▶ [RECORD EXCERPTS]
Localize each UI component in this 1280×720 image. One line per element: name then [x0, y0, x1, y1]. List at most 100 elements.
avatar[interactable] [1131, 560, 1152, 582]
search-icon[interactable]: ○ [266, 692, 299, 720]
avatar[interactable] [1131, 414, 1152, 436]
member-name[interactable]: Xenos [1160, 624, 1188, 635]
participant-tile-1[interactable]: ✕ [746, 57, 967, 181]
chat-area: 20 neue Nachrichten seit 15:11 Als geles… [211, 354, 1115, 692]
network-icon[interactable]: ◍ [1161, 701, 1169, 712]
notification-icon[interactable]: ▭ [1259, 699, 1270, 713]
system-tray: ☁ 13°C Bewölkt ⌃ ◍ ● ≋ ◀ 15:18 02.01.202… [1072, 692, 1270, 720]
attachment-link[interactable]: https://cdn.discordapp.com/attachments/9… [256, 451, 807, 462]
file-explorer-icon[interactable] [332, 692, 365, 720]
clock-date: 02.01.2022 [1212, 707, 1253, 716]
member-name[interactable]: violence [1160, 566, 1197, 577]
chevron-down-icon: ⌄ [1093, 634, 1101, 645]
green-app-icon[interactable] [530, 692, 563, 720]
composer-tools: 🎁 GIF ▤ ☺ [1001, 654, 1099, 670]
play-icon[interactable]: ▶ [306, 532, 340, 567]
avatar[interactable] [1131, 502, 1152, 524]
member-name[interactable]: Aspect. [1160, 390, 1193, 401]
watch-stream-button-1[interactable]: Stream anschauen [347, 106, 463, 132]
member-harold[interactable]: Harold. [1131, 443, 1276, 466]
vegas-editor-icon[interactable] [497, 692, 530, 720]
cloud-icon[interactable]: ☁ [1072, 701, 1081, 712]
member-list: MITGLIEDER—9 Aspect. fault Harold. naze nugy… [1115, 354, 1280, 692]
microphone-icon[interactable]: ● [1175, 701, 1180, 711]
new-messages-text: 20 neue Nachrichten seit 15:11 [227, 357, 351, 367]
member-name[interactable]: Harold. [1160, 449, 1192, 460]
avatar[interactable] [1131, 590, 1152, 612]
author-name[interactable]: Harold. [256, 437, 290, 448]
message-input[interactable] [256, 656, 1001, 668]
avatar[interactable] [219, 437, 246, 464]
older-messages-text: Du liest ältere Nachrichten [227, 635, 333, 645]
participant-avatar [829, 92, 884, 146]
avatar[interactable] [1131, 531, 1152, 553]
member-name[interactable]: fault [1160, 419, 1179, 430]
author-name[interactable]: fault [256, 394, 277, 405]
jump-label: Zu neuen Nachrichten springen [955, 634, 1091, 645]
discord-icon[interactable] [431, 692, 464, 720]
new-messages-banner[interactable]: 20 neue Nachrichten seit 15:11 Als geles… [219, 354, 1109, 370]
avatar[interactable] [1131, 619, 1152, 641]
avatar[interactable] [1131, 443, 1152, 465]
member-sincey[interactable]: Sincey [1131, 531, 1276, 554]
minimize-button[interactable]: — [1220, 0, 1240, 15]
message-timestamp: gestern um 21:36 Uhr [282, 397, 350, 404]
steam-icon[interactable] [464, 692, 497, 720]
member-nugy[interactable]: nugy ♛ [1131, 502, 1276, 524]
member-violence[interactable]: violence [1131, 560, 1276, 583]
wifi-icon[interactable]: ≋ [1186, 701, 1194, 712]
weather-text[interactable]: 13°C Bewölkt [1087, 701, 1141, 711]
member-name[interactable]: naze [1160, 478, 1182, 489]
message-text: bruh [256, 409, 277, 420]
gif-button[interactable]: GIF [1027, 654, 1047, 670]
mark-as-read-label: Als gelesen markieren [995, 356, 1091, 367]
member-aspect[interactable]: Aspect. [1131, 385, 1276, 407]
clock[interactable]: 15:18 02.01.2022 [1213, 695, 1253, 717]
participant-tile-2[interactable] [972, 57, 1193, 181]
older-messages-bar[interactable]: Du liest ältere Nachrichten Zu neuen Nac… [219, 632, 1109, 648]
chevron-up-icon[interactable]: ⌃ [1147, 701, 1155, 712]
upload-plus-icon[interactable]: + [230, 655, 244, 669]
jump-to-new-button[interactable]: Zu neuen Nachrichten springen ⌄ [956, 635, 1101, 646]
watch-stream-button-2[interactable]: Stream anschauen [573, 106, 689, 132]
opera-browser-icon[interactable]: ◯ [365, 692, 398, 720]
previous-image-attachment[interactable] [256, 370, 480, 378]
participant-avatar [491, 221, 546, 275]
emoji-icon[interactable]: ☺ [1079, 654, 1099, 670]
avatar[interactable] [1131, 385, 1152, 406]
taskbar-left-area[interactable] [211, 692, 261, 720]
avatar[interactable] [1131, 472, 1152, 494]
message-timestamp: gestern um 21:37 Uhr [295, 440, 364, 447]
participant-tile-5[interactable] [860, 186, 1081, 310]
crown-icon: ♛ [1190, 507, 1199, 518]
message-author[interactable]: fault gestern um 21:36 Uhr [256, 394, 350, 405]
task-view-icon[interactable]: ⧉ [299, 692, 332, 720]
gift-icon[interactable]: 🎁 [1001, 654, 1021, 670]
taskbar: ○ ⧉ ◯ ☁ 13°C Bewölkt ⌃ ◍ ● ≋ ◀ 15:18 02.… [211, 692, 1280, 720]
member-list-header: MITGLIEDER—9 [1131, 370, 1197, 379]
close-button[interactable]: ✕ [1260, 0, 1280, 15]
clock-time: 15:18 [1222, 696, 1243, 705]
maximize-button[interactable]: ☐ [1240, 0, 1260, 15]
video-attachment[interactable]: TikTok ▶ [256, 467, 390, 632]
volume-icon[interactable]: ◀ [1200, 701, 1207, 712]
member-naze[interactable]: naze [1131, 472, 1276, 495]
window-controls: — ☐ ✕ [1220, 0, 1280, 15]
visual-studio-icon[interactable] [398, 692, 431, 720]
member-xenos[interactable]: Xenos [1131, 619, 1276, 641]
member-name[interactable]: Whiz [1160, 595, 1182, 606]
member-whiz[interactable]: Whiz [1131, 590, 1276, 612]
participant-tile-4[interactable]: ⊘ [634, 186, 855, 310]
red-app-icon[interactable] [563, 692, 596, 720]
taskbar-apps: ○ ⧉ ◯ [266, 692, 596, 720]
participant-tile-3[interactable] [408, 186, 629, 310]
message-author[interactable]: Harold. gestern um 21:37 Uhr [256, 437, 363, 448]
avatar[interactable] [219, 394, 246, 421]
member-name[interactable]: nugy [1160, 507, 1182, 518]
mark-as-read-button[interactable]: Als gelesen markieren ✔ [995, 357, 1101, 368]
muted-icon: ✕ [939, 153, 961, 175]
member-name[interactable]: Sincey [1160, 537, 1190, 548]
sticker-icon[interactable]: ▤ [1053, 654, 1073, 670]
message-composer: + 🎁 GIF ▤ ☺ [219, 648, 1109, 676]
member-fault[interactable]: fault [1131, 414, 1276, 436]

▶ [WRITTEN TASK]
Return every one of the rows above word for word, without changing anything.

▶ [RESULT OF THE EXERCISE]
Localize each UI component in this 1280×720 image. One line per element: name then [x0, y0, x1, y1]. List at most 100 elements.
avatar[interactable] [1131, 560, 1152, 582]
search-icon[interactable]: ○ [266, 692, 299, 720]
avatar[interactable] [1131, 414, 1152, 436]
member-name[interactable]: Xenos [1160, 624, 1188, 635]
participant-tile-1[interactable]: ✕ [746, 57, 967, 181]
chat-area: 20 neue Nachrichten seit 15:11 Als geles… [211, 354, 1115, 692]
network-icon[interactable]: ◍ [1161, 701, 1169, 712]
notification-icon[interactable]: ▭ [1259, 699, 1270, 713]
system-tray: ☁ 13°C Bewölkt ⌃ ◍ ● ≋ ◀ 15:18 02.01.202… [1072, 692, 1270, 720]
attachment-link[interactable]: https://cdn.discordapp.com/attachments/9… [256, 451, 807, 462]
file-explorer-icon[interactable] [332, 692, 365, 720]
clock-date: 02.01.2022 [1212, 707, 1253, 716]
member-name[interactable]: violence [1160, 566, 1197, 577]
chevron-down-icon: ⌄ [1093, 634, 1101, 645]
green-app-icon[interactable] [530, 692, 563, 720]
composer-tools: 🎁 GIF ▤ ☺ [1001, 654, 1099, 670]
play-icon[interactable]: ▶ [306, 532, 340, 567]
avatar[interactable] [1131, 502, 1152, 524]
member-name[interactable]: Aspect. [1160, 390, 1193, 401]
watch-stream-button-1[interactable]: Stream anschauen [347, 106, 463, 132]
member-harold[interactable]: Harold. [1131, 443, 1276, 466]
vegas-editor-icon[interactable] [497, 692, 530, 720]
cloud-icon[interactable]: ☁ [1072, 701, 1081, 712]
member-list: MITGLIEDER—9 Aspect. fault Harold. naze nugy… [1115, 354, 1280, 692]
microphone-icon[interactable]: ● [1175, 701, 1180, 711]
new-messages-text: 20 neue Nachrichten seit 15:11 [227, 357, 351, 367]
member-name[interactable]: Harold. [1160, 449, 1192, 460]
avatar[interactable] [1131, 590, 1152, 612]
author-name[interactable]: Harold. [256, 437, 290, 448]
message-input[interactable] [256, 656, 1001, 668]
avatar[interactable] [219, 437, 246, 464]
older-messages-text: Du liest ältere Nachrichten [227, 635, 333, 645]
participant-avatar [829, 92, 884, 146]
avatar[interactable] [1131, 531, 1152, 553]
member-name[interactable]: fault [1160, 419, 1179, 430]
author-name[interactable]: fault [256, 394, 277, 405]
jump-label: Zu neuen Nachrichten springen [955, 634, 1091, 645]
discord-icon[interactable] [431, 692, 464, 720]
new-messages-banner[interactable]: 20 neue Nachrichten seit 15:11 Als geles… [219, 354, 1109, 370]
avatar[interactable] [1131, 619, 1152, 641]
avatar[interactable] [1131, 443, 1152, 465]
member-sincey[interactable]: Sincey [1131, 531, 1276, 554]
minimize-button[interactable]: — [1220, 0, 1240, 15]
message-timestamp: gestern um 21:36 Uhr [282, 397, 350, 404]
steam-icon[interactable] [464, 692, 497, 720]
member-nugy[interactable]: nugy ♛ [1131, 502, 1276, 524]
member-violence[interactable]: violence [1131, 560, 1276, 583]
wifi-icon[interactable]: ≋ [1186, 701, 1194, 712]
weather-text[interactable]: 13°C Bewölkt [1087, 701, 1141, 711]
member-name[interactable]: naze [1160, 478, 1182, 489]
message-text: bruh [256, 409, 277, 420]
gif-button[interactable]: GIF [1027, 654, 1047, 670]
mark-as-read-label: Als gelesen markieren [995, 356, 1091, 367]
member-aspect[interactable]: Aspect. [1131, 385, 1276, 407]
clock[interactable]: 15:18 02.01.2022 [1213, 695, 1253, 717]
participant-tile-2[interactable] [972, 57, 1193, 181]
older-messages-bar[interactable]: Du liest ältere Nachrichten Zu neuen Nac… [219, 632, 1109, 648]
chevron-up-icon[interactable]: ⌃ [1147, 701, 1155, 712]
upload-plus-icon[interactable]: + [230, 655, 244, 669]
jump-to-new-button[interactable]: Zu neuen Nachrichten springen ⌄ [956, 635, 1101, 646]
watch-stream-button-2[interactable]: Stream anschauen [573, 106, 689, 132]
opera-browser-icon[interactable]: ◯ [365, 692, 398, 720]
previous-image-attachment[interactable] [256, 370, 480, 378]
participant-avatar [491, 221, 546, 275]
emoji-icon[interactable]: ☺ [1079, 654, 1099, 670]
avatar[interactable] [1131, 385, 1152, 406]
taskbar-left-area[interactable] [211, 692, 261, 720]
avatar[interactable] [1131, 472, 1152, 494]
message-timestamp: gestern um 21:37 Uhr [295, 440, 364, 447]
participant-tile-5[interactable] [860, 186, 1081, 310]
crown-icon: ♛ [1190, 507, 1199, 518]
message-author[interactable]: fault gestern um 21:36 Uhr [256, 394, 350, 405]
task-view-icon[interactable]: ⧉ [299, 692, 332, 720]
gift-icon[interactable]: 🎁 [1001, 654, 1021, 670]
taskbar: ○ ⧉ ◯ ☁ 13°C Bewölkt ⌃ ◍ ● ≋ ◀ 15:18 02.… [211, 692, 1280, 720]
member-list-header: MITGLIEDER—9 [1131, 370, 1197, 379]
close-button[interactable]: ✕ [1260, 0, 1280, 15]
clock-time: 15:18 [1222, 696, 1243, 705]
maximize-button[interactable]: ☐ [1240, 0, 1260, 15]
video-attachment[interactable]: TikTok ▶ [256, 467, 390, 632]
volume-icon[interactable]: ◀ [1200, 701, 1207, 712]
member-naze[interactable]: naze [1131, 472, 1276, 495]
window-controls: — ☐ ✕ [1220, 0, 1280, 15]
visual-studio-icon[interactable] [398, 692, 431, 720]
member-xenos[interactable]: Xenos [1131, 619, 1276, 641]
member-name[interactable]: Whiz [1160, 595, 1182, 606]
member-whiz[interactable]: Whiz [1131, 590, 1276, 612]
participant-tile-4[interactable]: ⊘ [634, 186, 855, 310]
red-app-icon[interactable] [563, 692, 596, 720]
taskbar-apps: ○ ⧉ ◯ [266, 692, 596, 720]
participant-tile-3[interactable] [408, 186, 629, 310]
message-author[interactable]: Harold. gestern um 21:37 Uhr [256, 437, 363, 448]
avatar[interactable] [219, 394, 246, 421]
member-name[interactable]: nugy [1160, 507, 1182, 518]
mark-as-read-button[interactable]: Als gelesen markieren ✔ [995, 357, 1101, 368]
muted-icon: ✕ [939, 153, 961, 175]
member-name[interactable]: Sincey [1160, 537, 1190, 548]
sticker-icon[interactable]: ▤ [1053, 654, 1073, 670]
message-composer: + 🎁 GIF ▤ ☺ [219, 648, 1109, 676]
member-fault[interactable]: fault [1131, 414, 1276, 436]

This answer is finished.